Excerpt from a dataset
.....

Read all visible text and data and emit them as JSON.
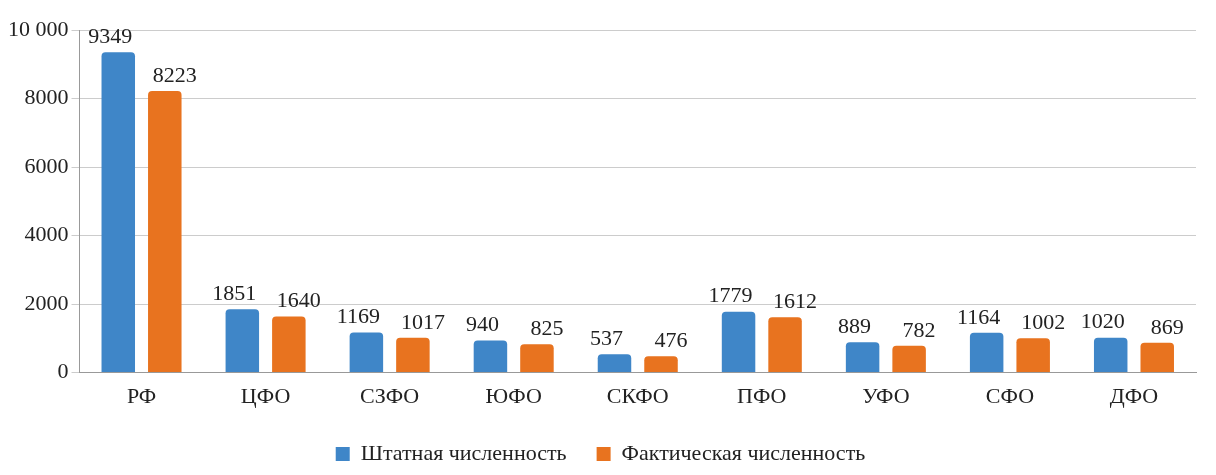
{
  "chart_data": {
    "type": "bar",
    "categories": [
      "РФ",
      "ЦФО",
      "СЗФО",
      "ЮФО",
      "СКФО",
      "ПФО",
      "УФО",
      "СФО",
      "ДФО"
    ],
    "series": [
      {
        "name": "Штатная численность",
        "color": "#3f86c8",
        "values": [
          9349,
          1851,
          1169,
          940,
          537,
          1779,
          889,
          1164,
          1020
        ]
      },
      {
        "name": "Фактическая численность",
        "color": "#e8731f",
        "values": [
          8223,
          1640,
          1017,
          825,
          476,
          1612,
          782,
          1002,
          869
        ]
      }
    ],
    "ylim": [
      0,
      10000
    ],
    "yticks": [
      0,
      2000,
      4000,
      6000,
      8000,
      {
        "value": 10000,
        "label": "10 000"
      }
    ],
    "grid": "y",
    "legend": "bottom",
    "data_labels": true
  }
}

.....

**TASK GOAL:**
Using the records above, pull out each line where the word "численность" occurs.

**EXERCISE RESULT:**
        "name": "Штатная численность",
        "name": "Фактическая численность",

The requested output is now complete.